=== Records for this exercise ===
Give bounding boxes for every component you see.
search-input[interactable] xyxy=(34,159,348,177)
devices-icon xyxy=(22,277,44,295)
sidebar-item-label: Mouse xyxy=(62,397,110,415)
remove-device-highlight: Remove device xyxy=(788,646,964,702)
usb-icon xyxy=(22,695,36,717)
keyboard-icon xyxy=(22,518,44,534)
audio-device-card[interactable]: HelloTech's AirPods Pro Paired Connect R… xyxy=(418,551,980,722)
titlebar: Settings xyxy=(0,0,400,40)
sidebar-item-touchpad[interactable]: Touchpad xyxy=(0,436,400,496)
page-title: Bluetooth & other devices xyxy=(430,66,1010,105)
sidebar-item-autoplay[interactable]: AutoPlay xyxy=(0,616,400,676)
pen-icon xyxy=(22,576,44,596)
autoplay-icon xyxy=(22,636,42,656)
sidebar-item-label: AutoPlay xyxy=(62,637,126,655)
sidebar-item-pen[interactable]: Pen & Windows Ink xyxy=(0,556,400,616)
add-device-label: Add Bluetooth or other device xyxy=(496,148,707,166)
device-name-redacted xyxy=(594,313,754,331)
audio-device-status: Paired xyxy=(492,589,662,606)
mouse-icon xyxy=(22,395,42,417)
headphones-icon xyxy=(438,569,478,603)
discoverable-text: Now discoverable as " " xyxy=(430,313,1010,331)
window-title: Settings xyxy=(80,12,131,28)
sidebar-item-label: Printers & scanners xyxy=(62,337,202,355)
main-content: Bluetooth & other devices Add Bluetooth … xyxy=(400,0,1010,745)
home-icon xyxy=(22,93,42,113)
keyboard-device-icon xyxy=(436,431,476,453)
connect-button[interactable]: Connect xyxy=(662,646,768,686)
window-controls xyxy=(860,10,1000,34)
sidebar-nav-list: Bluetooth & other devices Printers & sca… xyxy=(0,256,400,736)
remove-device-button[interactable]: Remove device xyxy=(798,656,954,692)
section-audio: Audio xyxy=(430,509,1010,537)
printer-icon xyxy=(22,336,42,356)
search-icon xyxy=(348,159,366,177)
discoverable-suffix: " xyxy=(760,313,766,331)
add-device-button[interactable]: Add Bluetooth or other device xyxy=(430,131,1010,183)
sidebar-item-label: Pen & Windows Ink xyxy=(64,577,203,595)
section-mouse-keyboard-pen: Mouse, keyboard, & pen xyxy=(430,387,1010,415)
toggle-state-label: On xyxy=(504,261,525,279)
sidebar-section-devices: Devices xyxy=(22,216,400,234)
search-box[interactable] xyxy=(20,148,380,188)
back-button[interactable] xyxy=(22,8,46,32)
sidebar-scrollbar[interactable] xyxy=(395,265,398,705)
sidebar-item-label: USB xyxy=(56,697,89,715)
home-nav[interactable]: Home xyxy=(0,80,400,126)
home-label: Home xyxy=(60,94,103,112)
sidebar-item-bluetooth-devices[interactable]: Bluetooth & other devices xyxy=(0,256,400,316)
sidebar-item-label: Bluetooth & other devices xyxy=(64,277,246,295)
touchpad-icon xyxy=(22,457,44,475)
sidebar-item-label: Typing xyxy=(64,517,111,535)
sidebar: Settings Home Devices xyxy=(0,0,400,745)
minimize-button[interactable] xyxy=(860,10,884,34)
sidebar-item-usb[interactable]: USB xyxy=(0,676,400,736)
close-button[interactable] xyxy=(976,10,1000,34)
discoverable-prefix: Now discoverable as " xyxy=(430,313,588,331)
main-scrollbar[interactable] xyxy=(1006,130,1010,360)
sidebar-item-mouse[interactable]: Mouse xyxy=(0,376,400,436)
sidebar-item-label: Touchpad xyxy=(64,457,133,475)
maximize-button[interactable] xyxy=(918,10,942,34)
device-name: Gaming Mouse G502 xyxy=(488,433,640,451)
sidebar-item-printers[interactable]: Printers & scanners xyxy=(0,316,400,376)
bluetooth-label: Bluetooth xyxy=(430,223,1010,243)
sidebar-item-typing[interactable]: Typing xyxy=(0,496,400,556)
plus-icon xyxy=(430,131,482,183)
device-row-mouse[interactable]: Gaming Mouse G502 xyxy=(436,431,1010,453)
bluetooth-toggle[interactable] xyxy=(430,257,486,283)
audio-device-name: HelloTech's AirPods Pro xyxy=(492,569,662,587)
===
● **Stated exercise**
Reproduce the stretch of the records from the start through the line containing "sidebar-item-label: AutoPlay xyxy=(62,637,126,655)", with both ends included.

● **Finished task**
Give bounding boxes for every component you see.
search-input[interactable] xyxy=(34,159,348,177)
devices-icon xyxy=(22,277,44,295)
sidebar-item-label: Mouse xyxy=(62,397,110,415)
remove-device-highlight: Remove device xyxy=(788,646,964,702)
usb-icon xyxy=(22,695,36,717)
keyboard-icon xyxy=(22,518,44,534)
audio-device-card[interactable]: HelloTech's AirPods Pro Paired Connect R… xyxy=(418,551,980,722)
titlebar: Settings xyxy=(0,0,400,40)
sidebar-item-touchpad[interactable]: Touchpad xyxy=(0,436,400,496)
page-title: Bluetooth & other devices xyxy=(430,66,1010,105)
sidebar-item-autoplay[interactable]: AutoPlay xyxy=(0,616,400,676)
pen-icon xyxy=(22,576,44,596)
autoplay-icon xyxy=(22,636,42,656)
sidebar-item-label: AutoPlay xyxy=(62,637,126,655)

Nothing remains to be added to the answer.